Gib die Zeilen vom Anfang des Materials bis einschließlich der Zeile mit „smiley-icon xyxy=(26,395,42,411)“ wortgetreu wieder.

==========

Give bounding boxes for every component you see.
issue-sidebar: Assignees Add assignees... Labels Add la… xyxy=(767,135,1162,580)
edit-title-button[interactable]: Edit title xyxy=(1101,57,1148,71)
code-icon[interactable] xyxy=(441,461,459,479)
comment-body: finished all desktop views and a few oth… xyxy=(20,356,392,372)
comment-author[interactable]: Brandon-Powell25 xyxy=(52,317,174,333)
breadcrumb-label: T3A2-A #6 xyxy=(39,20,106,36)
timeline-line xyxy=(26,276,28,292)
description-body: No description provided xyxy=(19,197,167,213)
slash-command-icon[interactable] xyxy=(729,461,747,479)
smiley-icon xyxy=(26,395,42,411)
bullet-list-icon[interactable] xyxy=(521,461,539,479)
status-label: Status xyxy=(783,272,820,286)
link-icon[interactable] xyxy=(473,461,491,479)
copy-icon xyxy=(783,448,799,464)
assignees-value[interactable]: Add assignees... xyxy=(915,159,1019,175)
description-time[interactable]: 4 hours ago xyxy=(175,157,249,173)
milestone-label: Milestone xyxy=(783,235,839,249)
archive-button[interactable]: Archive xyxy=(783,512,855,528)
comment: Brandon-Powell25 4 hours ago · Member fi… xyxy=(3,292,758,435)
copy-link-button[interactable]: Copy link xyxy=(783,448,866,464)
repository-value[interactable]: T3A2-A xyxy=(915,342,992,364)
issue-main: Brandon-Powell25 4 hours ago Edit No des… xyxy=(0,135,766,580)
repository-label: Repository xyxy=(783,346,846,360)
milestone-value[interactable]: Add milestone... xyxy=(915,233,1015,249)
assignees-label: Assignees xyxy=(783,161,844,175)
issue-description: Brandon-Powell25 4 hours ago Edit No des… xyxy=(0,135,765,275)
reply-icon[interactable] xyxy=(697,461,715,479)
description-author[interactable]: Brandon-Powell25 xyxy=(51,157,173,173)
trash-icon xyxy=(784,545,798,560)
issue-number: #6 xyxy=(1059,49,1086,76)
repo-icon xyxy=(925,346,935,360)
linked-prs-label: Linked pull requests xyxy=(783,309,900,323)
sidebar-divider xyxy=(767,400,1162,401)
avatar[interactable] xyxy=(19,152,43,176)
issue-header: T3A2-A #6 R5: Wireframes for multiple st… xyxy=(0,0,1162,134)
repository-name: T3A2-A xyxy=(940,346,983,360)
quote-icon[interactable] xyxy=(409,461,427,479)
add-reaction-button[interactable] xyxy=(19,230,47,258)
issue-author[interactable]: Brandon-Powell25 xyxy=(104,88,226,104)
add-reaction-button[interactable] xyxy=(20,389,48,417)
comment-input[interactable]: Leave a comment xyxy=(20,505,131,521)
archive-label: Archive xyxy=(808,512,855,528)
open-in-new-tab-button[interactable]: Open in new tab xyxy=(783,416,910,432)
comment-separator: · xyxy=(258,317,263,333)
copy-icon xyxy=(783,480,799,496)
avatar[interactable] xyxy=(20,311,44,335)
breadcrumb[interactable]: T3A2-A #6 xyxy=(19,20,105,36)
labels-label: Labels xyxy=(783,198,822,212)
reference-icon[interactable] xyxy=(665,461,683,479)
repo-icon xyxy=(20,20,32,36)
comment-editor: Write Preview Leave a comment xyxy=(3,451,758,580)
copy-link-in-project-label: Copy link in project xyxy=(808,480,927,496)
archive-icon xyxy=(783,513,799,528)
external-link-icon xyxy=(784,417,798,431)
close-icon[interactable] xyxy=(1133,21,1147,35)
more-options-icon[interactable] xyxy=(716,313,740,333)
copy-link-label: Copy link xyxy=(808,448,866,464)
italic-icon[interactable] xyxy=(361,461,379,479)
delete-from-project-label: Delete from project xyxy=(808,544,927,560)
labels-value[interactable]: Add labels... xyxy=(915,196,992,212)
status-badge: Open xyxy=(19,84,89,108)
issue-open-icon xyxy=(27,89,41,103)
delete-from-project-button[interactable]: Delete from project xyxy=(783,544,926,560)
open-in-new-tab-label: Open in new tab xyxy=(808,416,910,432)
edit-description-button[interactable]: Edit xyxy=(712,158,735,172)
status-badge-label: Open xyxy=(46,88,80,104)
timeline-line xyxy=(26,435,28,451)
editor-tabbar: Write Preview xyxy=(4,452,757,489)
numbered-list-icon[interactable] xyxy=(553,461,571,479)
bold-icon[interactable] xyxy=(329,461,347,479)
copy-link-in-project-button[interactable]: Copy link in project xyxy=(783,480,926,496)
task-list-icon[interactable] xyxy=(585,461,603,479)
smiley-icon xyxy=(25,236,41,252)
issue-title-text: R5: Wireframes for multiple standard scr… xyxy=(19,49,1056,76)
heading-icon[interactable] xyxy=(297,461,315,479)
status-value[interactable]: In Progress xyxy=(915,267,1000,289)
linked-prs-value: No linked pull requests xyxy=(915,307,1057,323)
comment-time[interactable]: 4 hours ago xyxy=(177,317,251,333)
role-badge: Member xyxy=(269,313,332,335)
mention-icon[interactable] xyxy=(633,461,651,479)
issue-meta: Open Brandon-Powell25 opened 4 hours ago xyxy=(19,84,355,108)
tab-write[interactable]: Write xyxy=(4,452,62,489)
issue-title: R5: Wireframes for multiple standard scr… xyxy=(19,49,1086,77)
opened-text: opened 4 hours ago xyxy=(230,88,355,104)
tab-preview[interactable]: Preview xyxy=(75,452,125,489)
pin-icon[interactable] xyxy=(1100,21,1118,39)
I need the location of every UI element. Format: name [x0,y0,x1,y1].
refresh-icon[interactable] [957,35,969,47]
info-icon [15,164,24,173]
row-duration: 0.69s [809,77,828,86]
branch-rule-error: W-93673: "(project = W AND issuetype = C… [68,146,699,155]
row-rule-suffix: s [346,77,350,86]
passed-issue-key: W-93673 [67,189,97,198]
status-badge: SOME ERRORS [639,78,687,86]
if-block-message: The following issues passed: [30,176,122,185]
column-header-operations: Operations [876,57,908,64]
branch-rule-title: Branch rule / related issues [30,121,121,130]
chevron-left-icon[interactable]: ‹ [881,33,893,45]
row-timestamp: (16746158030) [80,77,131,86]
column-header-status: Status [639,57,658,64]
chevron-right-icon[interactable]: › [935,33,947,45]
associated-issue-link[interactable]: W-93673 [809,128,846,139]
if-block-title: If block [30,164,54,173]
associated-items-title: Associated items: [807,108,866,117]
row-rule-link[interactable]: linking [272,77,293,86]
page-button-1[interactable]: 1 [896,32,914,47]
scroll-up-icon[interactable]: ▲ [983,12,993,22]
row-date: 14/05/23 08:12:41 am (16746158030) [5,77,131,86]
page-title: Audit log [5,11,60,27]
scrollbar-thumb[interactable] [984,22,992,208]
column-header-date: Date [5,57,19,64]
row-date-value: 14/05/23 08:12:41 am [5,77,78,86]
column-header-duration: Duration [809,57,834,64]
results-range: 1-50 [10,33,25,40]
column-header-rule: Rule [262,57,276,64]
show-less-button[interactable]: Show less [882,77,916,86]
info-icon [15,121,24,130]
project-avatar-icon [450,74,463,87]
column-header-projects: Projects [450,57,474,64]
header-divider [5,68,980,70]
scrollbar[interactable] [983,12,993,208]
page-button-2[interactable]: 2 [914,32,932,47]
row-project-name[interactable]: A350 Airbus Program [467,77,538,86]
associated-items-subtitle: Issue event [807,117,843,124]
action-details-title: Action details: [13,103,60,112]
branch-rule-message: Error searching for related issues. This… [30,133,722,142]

==========

Lösung der Aufgabe
Give bounding boxes for every component you see.
issue-sidebar: Assignees Add assignees... Labels Add la… xyxy=(767,135,1162,580)
edit-title-button[interactable]: Edit title xyxy=(1101,57,1148,71)
code-icon[interactable] xyxy=(441,461,459,479)
comment-body: finished all desktop views and a few oth… xyxy=(20,356,392,372)
comment-author[interactable]: Brandon-Powell25 xyxy=(52,317,174,333)
breadcrumb-label: T3A2-A #6 xyxy=(39,20,106,36)
timeline-line xyxy=(26,276,28,292)
description-body: No description provided xyxy=(19,197,167,213)
slash-command-icon[interactable] xyxy=(729,461,747,479)
smiley-icon xyxy=(26,395,42,411)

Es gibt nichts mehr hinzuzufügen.